- _Text passage_:
Article 56TFH Sputnik review – smart Soviet-era sci-fi chiller

Sputnik review – smart Soviet-era sci-fi chiller

by
Cath Clarke
from Science | The Guardian on (#56TFH)

The alien is the least of the horrors in Egor Abramenko's mostly gripping suspense, set in a dour 80s army facility with an unwanted visitor

We sent two into space. Three came back." At first, no one notices the extraterrestrial stowaway when a Soviet rocket lands back on Earth; the creature is tucked out of sight, getting comfy in the oesophagus of one of the two astronauts on board. But it makes itself known at a medical facility, slithering out of the man's mouth, expanding, before chomping on the brains of a nurse. Russian director Egor Abramenko makes his feature debut with this mostly gripping movie, a supremely confident 1980s-set sci-fi refrigerated with elements of a Soviet-era thriller and scares straight out of Alien. Its female hero has the mental toughness of Ripley, too.

- _Extracted entries_:

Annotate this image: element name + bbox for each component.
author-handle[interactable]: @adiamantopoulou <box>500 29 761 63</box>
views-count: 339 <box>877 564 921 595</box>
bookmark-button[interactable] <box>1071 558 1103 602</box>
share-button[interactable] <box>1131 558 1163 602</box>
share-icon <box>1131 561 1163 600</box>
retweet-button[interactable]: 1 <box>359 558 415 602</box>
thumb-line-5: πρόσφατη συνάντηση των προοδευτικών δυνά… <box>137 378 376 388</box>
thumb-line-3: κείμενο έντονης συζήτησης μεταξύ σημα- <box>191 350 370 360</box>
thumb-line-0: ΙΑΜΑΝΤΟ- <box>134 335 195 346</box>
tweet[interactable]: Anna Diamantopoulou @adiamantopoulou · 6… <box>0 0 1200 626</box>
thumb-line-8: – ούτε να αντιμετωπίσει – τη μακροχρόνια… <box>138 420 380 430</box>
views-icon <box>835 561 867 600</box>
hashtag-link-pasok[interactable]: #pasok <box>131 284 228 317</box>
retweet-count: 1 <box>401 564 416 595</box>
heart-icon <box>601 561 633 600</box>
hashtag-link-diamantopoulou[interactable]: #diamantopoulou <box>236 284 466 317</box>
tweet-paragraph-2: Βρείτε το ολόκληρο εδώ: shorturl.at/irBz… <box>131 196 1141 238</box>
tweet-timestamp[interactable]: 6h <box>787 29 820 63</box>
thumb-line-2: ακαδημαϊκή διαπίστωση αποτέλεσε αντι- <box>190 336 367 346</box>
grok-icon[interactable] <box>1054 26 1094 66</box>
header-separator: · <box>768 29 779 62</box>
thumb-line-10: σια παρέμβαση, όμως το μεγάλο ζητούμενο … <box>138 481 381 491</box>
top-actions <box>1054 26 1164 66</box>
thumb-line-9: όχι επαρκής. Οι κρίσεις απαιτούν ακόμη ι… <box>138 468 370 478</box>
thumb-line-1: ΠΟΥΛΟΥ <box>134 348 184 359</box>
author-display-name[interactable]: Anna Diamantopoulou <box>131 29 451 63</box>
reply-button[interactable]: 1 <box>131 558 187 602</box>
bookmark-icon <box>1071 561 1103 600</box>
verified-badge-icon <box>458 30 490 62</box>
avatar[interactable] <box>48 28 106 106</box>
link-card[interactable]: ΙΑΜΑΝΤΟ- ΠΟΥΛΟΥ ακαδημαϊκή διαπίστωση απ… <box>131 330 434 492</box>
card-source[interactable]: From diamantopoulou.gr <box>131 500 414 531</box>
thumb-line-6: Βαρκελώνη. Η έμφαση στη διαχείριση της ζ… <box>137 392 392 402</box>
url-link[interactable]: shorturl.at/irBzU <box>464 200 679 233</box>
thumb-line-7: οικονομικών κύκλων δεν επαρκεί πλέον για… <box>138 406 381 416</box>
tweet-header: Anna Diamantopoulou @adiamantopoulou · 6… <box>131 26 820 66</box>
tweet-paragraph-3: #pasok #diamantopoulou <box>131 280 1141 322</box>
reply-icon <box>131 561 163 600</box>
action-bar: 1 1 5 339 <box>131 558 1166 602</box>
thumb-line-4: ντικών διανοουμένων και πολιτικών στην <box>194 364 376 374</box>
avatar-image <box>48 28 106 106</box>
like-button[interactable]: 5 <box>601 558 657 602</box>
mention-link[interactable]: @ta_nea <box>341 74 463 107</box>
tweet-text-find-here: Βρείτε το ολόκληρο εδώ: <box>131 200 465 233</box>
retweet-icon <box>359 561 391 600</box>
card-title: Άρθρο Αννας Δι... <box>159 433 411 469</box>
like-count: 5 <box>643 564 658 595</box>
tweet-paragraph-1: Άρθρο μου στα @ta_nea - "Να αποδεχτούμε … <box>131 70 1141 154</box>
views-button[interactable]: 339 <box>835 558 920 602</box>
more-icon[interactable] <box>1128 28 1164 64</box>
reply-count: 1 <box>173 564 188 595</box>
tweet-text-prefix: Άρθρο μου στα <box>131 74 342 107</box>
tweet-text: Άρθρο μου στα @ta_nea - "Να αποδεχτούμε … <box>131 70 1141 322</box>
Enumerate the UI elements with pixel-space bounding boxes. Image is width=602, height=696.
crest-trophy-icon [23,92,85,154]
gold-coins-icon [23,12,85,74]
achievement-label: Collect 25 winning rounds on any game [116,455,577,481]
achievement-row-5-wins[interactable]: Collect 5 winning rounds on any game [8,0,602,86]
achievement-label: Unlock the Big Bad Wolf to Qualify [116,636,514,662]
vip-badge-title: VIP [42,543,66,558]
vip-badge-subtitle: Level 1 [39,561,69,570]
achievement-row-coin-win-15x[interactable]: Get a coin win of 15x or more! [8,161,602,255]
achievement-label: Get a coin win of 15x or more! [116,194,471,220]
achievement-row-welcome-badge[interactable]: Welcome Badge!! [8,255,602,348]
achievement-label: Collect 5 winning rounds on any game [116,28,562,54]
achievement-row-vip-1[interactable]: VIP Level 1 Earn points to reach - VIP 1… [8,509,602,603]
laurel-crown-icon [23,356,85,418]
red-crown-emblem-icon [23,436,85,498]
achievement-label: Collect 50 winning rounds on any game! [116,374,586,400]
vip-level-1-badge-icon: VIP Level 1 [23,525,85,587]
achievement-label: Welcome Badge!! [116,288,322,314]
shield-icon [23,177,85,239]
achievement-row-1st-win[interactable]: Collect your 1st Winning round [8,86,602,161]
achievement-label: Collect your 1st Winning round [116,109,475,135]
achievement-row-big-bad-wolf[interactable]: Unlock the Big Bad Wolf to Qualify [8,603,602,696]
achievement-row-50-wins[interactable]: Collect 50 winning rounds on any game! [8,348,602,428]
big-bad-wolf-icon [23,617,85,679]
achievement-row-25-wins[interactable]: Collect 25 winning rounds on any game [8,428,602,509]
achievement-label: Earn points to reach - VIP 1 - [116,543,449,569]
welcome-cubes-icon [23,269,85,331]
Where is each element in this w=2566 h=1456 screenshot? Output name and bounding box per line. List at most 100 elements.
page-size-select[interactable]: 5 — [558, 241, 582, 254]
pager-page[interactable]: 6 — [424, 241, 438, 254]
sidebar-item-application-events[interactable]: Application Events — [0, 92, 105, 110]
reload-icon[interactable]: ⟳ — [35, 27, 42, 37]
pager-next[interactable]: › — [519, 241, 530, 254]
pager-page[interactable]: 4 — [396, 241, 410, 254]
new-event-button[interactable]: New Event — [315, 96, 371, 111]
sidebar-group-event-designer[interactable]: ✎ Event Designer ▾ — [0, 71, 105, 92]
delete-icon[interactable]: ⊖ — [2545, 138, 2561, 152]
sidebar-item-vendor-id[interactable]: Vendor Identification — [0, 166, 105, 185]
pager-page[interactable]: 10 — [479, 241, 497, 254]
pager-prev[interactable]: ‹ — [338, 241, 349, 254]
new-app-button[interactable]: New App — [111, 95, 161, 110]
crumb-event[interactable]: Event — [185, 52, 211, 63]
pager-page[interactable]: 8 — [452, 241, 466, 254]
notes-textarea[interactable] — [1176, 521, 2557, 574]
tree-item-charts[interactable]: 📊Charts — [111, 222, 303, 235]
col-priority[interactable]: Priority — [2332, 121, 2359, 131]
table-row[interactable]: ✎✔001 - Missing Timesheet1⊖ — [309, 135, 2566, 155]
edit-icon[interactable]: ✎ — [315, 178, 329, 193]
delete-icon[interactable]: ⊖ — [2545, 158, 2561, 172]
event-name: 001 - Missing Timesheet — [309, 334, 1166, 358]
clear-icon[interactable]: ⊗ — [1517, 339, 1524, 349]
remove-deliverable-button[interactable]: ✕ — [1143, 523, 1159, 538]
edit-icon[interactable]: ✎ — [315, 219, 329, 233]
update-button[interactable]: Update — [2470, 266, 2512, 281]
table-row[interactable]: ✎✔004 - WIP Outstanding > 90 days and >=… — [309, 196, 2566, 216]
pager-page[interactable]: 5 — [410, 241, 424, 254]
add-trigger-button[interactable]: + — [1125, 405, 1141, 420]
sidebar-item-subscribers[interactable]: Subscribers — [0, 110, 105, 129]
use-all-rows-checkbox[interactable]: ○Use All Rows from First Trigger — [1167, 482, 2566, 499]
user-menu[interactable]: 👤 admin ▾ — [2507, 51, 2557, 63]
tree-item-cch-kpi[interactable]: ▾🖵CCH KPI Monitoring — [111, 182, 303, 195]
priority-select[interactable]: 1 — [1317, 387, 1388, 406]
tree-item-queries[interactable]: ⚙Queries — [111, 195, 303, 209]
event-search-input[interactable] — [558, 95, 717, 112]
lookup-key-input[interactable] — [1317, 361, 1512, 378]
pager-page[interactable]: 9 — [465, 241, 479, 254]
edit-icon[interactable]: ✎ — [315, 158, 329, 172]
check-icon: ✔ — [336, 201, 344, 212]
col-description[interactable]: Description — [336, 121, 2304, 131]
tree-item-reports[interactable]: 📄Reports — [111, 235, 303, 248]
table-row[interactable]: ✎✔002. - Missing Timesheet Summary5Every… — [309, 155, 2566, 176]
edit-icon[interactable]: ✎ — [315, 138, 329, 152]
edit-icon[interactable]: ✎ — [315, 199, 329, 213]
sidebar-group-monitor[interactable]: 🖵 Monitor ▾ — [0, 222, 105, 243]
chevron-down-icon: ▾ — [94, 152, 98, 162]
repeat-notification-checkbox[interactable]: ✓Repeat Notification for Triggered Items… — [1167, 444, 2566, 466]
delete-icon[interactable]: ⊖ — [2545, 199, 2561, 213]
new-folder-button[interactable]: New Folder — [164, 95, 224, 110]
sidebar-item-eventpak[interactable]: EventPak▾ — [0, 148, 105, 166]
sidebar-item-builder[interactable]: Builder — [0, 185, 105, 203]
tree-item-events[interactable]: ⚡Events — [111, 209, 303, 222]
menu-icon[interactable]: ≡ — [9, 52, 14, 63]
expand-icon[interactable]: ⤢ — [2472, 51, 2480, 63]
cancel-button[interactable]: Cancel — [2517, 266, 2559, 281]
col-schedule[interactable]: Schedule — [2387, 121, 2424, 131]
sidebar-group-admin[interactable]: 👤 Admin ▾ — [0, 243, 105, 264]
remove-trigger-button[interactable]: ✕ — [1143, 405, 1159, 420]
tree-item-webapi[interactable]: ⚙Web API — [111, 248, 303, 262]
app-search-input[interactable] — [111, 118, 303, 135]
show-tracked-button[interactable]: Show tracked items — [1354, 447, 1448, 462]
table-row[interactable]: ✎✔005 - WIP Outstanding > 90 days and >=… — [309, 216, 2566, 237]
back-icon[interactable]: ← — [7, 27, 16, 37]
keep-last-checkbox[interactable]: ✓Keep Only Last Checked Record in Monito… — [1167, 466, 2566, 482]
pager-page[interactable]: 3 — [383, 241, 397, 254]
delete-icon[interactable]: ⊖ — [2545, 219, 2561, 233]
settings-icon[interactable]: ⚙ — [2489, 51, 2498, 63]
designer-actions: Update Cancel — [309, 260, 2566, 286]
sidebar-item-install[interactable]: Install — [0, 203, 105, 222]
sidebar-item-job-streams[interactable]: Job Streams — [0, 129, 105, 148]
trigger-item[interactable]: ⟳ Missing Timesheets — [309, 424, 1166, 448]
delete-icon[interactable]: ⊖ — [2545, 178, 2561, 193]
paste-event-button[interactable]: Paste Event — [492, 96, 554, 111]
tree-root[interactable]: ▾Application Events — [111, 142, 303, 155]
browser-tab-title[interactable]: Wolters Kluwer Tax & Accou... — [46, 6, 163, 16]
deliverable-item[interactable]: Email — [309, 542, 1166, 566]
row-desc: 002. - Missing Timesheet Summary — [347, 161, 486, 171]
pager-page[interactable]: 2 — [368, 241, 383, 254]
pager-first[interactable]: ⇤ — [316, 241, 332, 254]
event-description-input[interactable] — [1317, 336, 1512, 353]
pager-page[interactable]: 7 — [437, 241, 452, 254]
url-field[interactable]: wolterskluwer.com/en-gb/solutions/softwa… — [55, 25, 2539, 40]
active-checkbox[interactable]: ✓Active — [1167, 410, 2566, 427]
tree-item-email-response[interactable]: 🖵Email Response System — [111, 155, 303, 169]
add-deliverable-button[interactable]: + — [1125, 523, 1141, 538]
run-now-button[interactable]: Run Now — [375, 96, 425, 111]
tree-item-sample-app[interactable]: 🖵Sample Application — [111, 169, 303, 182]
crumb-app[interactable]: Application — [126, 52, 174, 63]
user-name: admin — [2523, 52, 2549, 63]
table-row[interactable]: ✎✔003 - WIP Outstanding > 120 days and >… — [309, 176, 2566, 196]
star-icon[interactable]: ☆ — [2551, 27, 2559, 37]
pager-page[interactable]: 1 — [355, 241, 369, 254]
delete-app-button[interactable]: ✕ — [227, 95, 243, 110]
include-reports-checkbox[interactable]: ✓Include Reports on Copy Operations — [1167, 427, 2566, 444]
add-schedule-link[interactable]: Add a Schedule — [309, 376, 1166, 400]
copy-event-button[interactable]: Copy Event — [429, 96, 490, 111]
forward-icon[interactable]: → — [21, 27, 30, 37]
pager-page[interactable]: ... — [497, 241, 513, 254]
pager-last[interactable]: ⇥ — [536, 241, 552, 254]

- _Work item 1_:
Answer the following questions using the Sputnik review.
(a) Who wrote the review?
(b) According to the line beneath the headline, what kind of facility is the film set in?
(c) Where is the creature hidden when the Soviet rocket lands back on Earth?
- _Work item 2_: Reproduce verbatim the passage of the Sputnik review between "Article 56TFH Sputnik" and "Guardian on (#56TFH)", inclusive.
- _Work item 3_: Extend the Sputnik review, beginning after its final sentence.

- _Your response 1_:
(a) Cath Clarke.
(b) A dour 1980s army facility.
(c) In the oesophagus of one of the two astronauts on board.

- _Your response 2_:
Article 56TFH Sputnik review – smart Soviet-era sci-fi chiller

Sputnik review – smart Soviet-era sci-fi chiller

by
Cath Clarke
from Science | The Guardian on (#56TFH)

- _Your response 3_:
She is controversial psychiatrist Tatyana (Oksana Akinshina), who is under investigation for treating a teenage patient with anxiety by holding his head under water. It worked," she shrugs. While the authorities investigate, Tatyana is called to attend a remote research centre in Kazakhstan where the astronaut (Pyotr Fyodorov) is being held by the army. The poor guy is completely oblivious to the parasitic invader that wakes up at night when he goes to sleep. His only symptom is a tickly throat. Tatyana's job is to psychoanalyse the alien, to understand its predatory urge to kill. She is Clarice Starling to the alien's Hannibal Lecter - with less banter.